::: Testo di partenza :::

Al Direttore del Foglio Giuliano Ferrara
Devo confessare uno stato d’animo contraddittorio, tra il desiderio di intervenire sulla sua proposta di “moratoria dell’aborto”, e la difficoltà di farlo. Lei infatti ha confezionato un pacchetto nel quale non si possono separare i singoli pezzi, operare distinguo, dosare accordi e disaccordi: in ciò sta l’efficacia dell’operazione. Inoltre, lei pone alcune premesse che vincolano la discussione in modo eccessivo. Dice di voler fare un dibattito, ma intanto presenta l’aborto legale come espressione e risultato – almeno oggi – di una cultura egoistica, consumistica, distruttiva di ogni valore, che non esita a ricorrere all’eugenetica. Automaticamente, chi difende l’aborto appare anche portatore di questa cultura. Tutto ciò non rende facile il confronto.
Ma voglio prendere sul serio la volontà di discussione e provare appunto a discutere. Nel suo discorso io vedo alcuni paralogismi, o scorrettezze di argomentazione, che sono, almeno per me, le ragioni della difficoltà del confronto. Il primo è nell’affermare con assoluta assertività e certezza – come un’evidenza – che l’aborto è puro e semplice omicidio, pura e semplice uccisione di un bambino. Sebbene questa identificazione sia sta fatta (non sempre, ma negli ultimi decenni) dalla Chiesa cattolica, la gran parte delle persone, delle istituzioni e delle religioni del mondo, anche quando giudicano illecito l’aborto, non sono della stessa opinione. Questa non è una evidenza indiscutibile, ma è invece precisamente il punto del contendere.

::: Righe di dati :::

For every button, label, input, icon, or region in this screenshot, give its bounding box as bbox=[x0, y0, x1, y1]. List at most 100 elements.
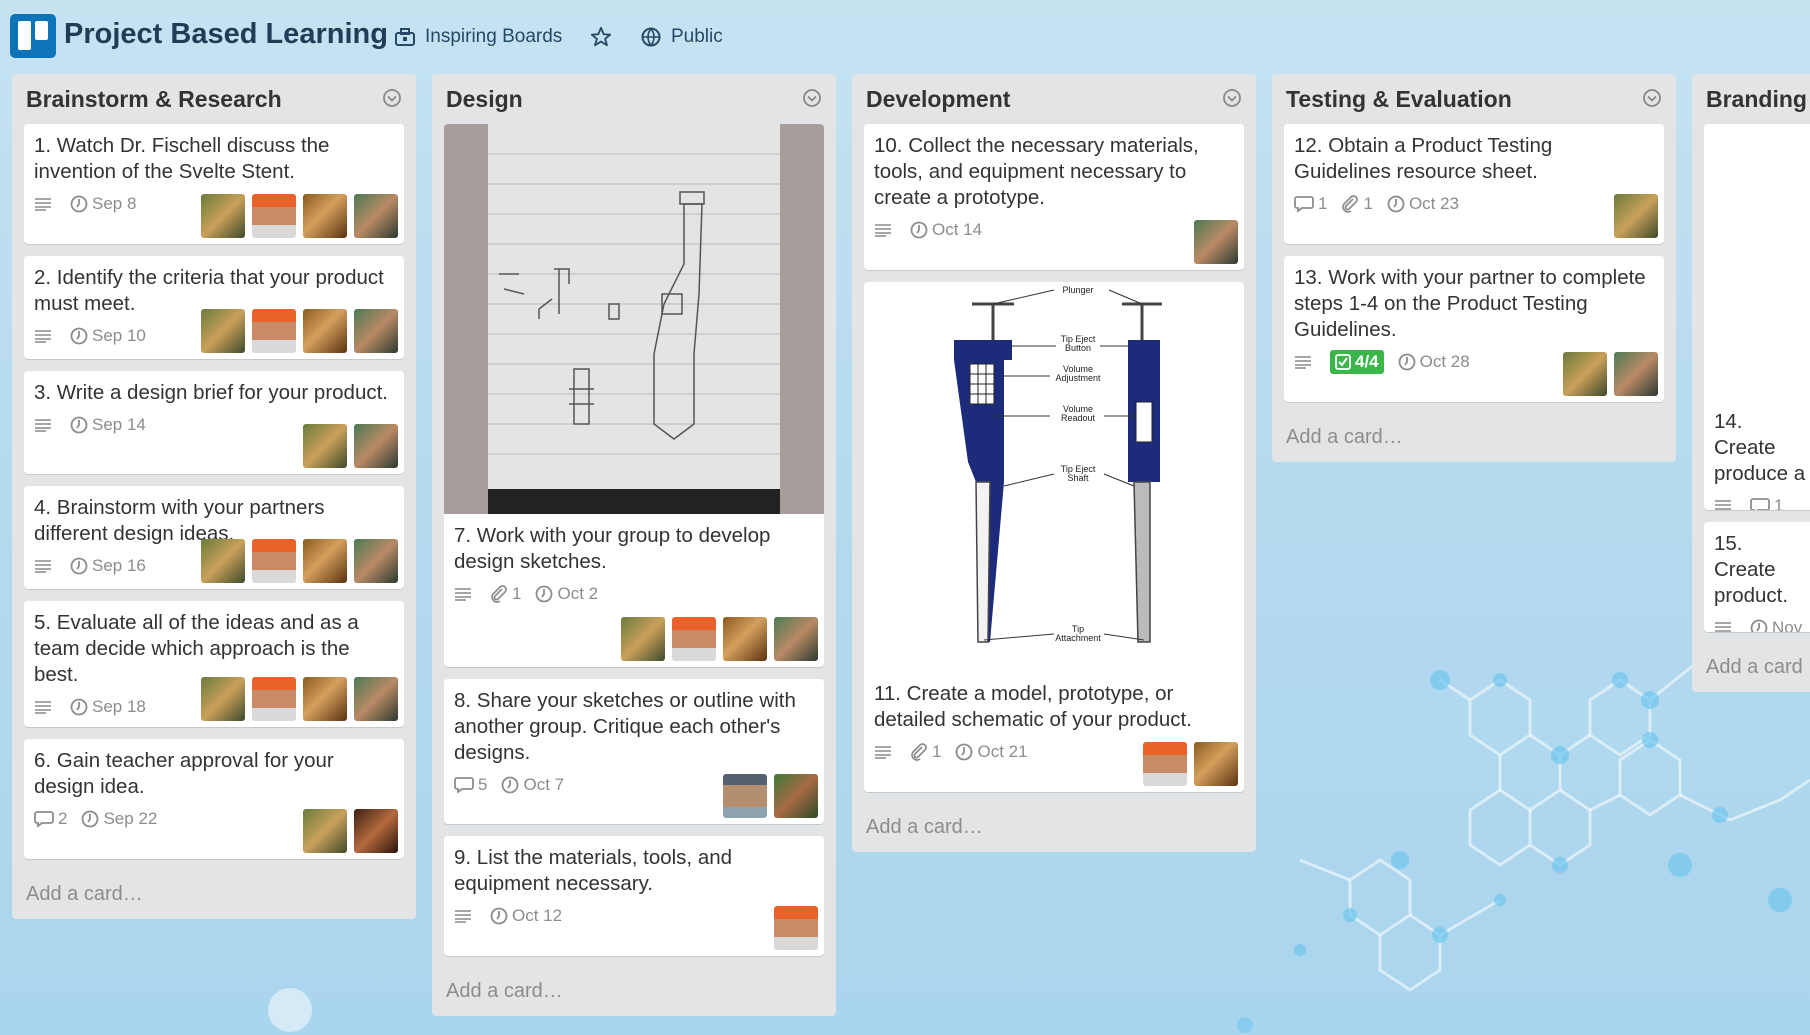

:::

◆ **Compito da svolgere**
Stabilisci se le affermazioni seguenti concordano con la lettera al direttore del Foglio, rispondendo sì o no e citando esattamente le parole della lettera che decidono: (a) secondo la lettera, la Chiesa cattolica ha sempre identificato l'aborto con l'omicidio; (b) secondo la lettera, il direttore presenta l'aborto legale come risultato di una cultura egoistica; (c) chi scrive dichiara di rinunciare a discutere.

◆ **Risultato dell'esercizio**
(a) No: "non sempre, ma negli ultimi decenni".
(b) Sì: "presenta l’aborto legale come espressione e risultato – almeno oggi – di una cultura egoistica, consumistica, distruttiva di ogni valore".
(c) No: "Ma voglio prendere sul serio la volontà di discussione e provare appunto a discutere."